Supplied material start
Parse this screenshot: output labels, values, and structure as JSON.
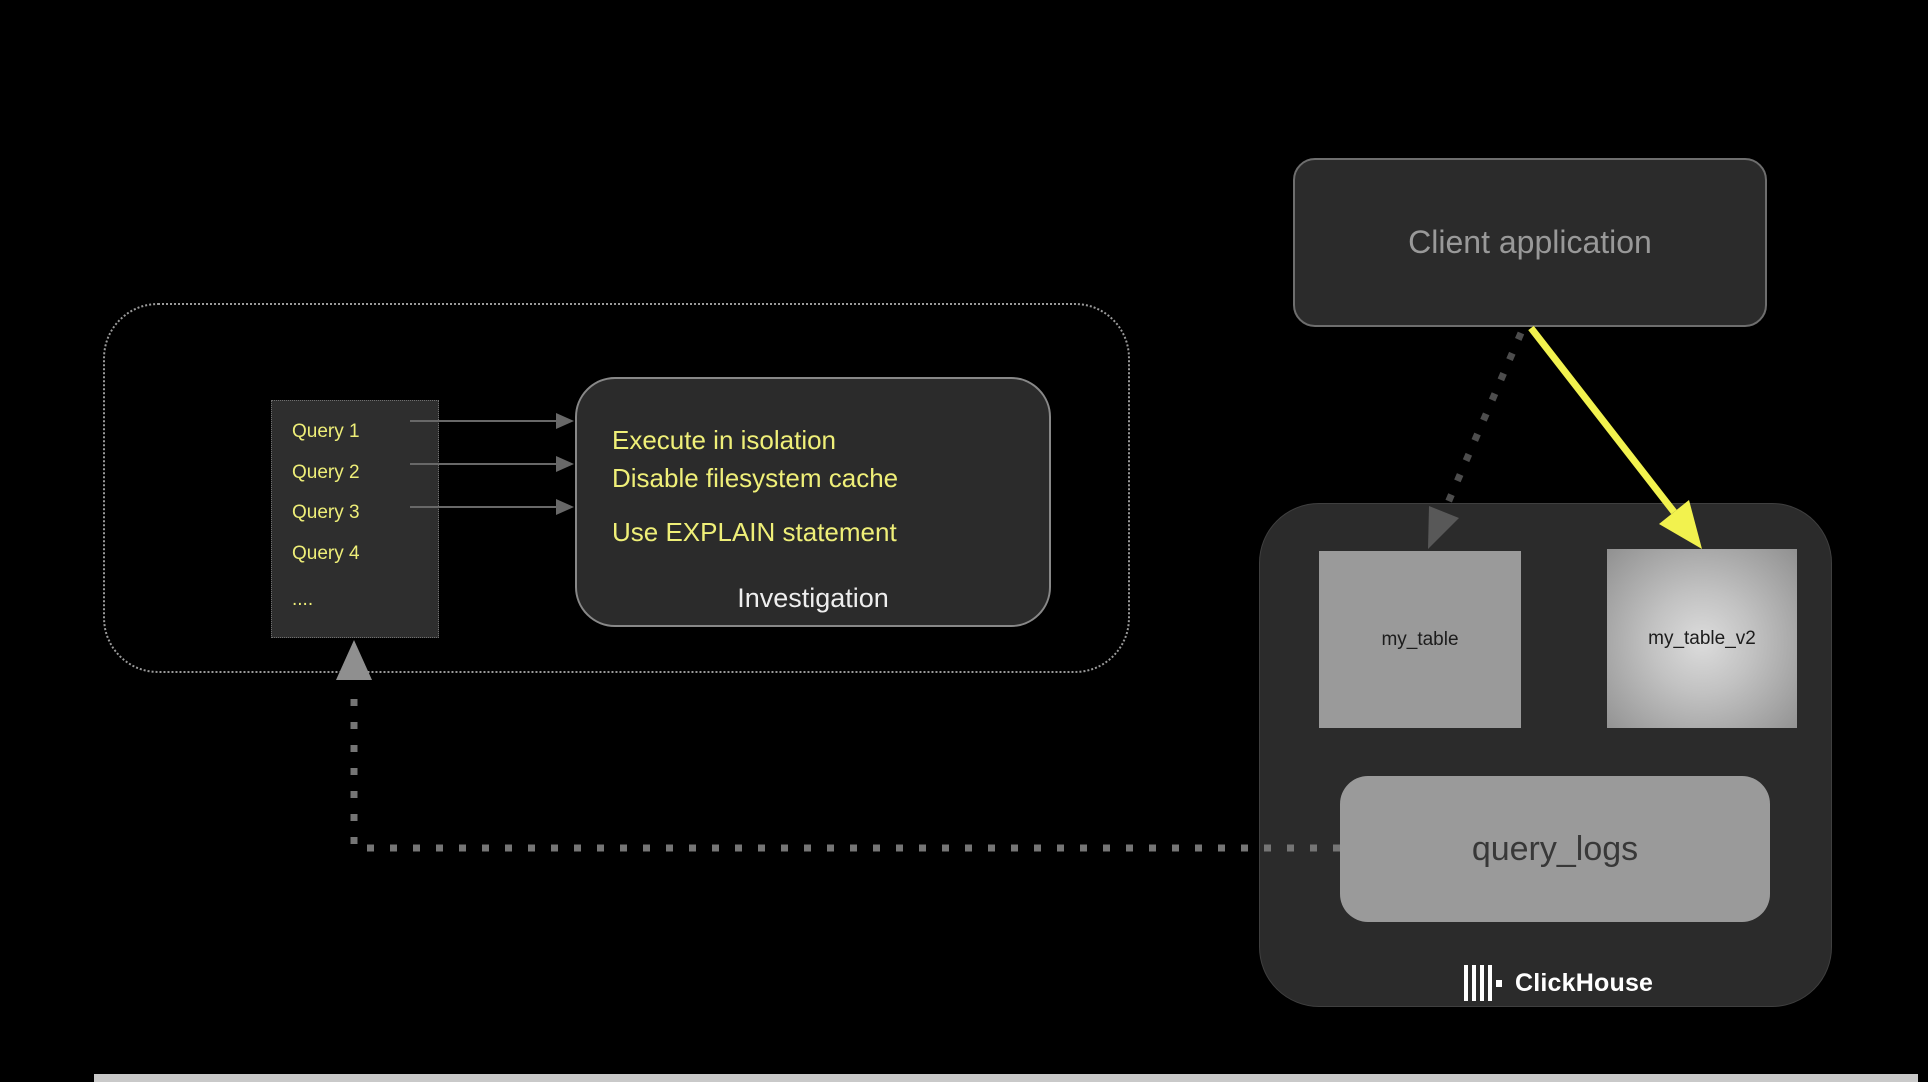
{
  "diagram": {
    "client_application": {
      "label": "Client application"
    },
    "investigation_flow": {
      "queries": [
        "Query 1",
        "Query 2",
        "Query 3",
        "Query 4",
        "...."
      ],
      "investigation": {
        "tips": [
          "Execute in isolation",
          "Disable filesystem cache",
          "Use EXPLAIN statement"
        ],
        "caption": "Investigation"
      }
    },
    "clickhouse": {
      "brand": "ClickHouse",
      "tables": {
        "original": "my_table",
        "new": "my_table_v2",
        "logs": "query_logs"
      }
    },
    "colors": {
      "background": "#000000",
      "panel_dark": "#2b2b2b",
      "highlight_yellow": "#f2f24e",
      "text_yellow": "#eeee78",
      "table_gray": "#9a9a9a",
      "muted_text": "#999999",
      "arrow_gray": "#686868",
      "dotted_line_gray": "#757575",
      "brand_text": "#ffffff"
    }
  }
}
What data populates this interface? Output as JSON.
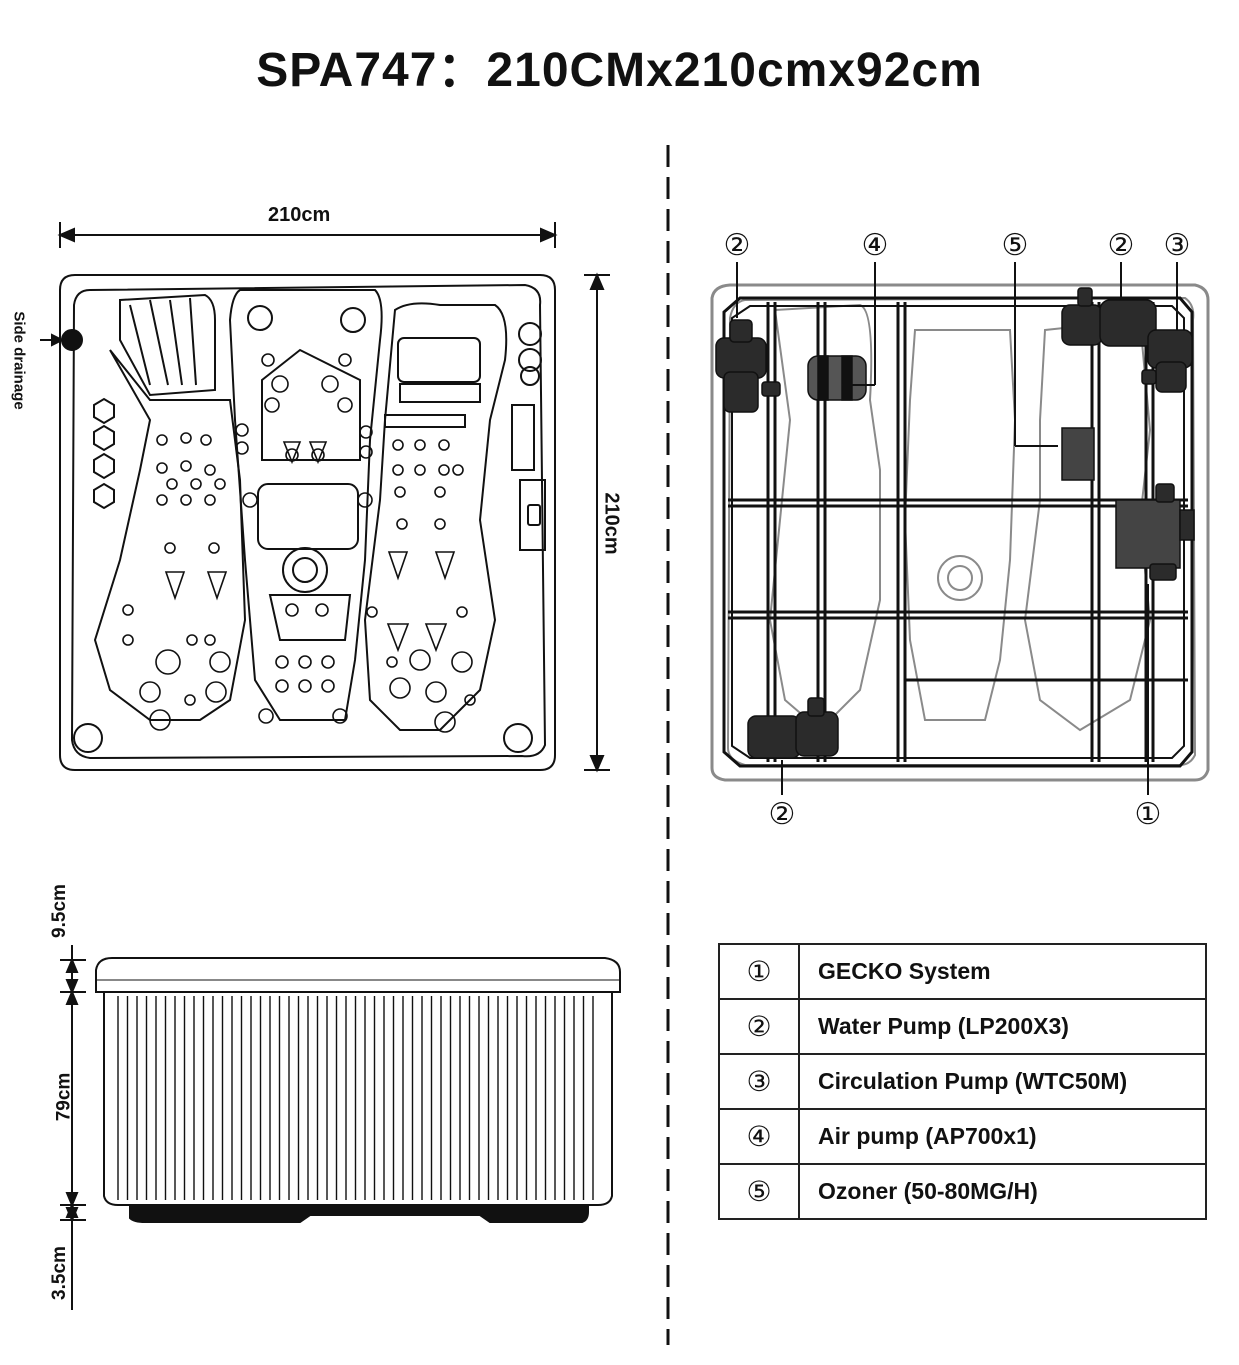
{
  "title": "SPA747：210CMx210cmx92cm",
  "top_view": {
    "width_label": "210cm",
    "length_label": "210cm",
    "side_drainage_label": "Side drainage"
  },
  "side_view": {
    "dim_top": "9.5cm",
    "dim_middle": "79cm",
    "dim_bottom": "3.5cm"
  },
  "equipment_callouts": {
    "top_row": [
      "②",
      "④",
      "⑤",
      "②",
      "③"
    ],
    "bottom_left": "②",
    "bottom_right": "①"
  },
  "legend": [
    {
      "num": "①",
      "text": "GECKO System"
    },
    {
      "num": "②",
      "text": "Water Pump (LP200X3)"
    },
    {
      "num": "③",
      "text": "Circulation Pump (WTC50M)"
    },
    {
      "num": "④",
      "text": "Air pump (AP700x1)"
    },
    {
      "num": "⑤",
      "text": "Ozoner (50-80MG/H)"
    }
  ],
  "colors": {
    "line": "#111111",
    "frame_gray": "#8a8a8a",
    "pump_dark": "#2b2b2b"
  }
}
Supplied material end
Your objective
Retype everything in the material word for word, minus pictures.

Task solution
Parse this screenshot: output labels, values, and structure as JSON.
{
  "diagram": {
    "client_application": {
      "label": "Client application"
    },
    "investigation_flow": {
      "queries": [
        "Query 1",
        "Query 2",
        "Query 3",
        "Query 4",
        "...."
      ],
      "investigation": {
        "tips": [
          "Execute in isolation",
          "Disable filesystem cache",
          "Use EXPLAIN statement"
        ],
        "caption": "Investigation"
      }
    },
    "clickhouse": {
      "brand": "ClickHouse",
      "tables": {
        "original": "my_table",
        "new": "my_table_v2",
        "logs": "query_logs"
      }
    },
    "colors": {
      "background": "#000000",
      "panel_dark": "#2b2b2b",
      "highlight_yellow": "#f2f24e",
      "text_yellow": "#eeee78",
      "table_gray": "#9a9a9a",
      "muted_text": "#999999",
      "arrow_gray": "#686868",
      "dotted_line_gray": "#757575",
      "brand_text": "#ffffff"
    }
  }
}
What data populates this interface? Output as JSON.
{
  "title": "SPA747：210CMx210cmx92cm",
  "top_view": {
    "width_label": "210cm",
    "length_label": "210cm",
    "side_drainage_label": "Side drainage"
  },
  "side_view": {
    "dim_top": "9.5cm",
    "dim_middle": "79cm",
    "dim_bottom": "3.5cm"
  },
  "equipment_callouts": {
    "top_row": [
      "②",
      "④",
      "⑤",
      "②",
      "③"
    ],
    "bottom_left": "②",
    "bottom_right": "①"
  },
  "legend": [
    {
      "num": "①",
      "text": "GECKO System"
    },
    {
      "num": "②",
      "text": "Water Pump (LP200X3)"
    },
    {
      "num": "③",
      "text": "Circulation Pump (WTC50M)"
    },
    {
      "num": "④",
      "text": "Air pump (AP700x1)"
    },
    {
      "num": "⑤",
      "text": "Ozoner (50-80MG/H)"
    }
  ],
  "colors": {
    "line": "#111111",
    "frame_gray": "#8a8a8a",
    "pump_dark": "#2b2b2b"
  }
}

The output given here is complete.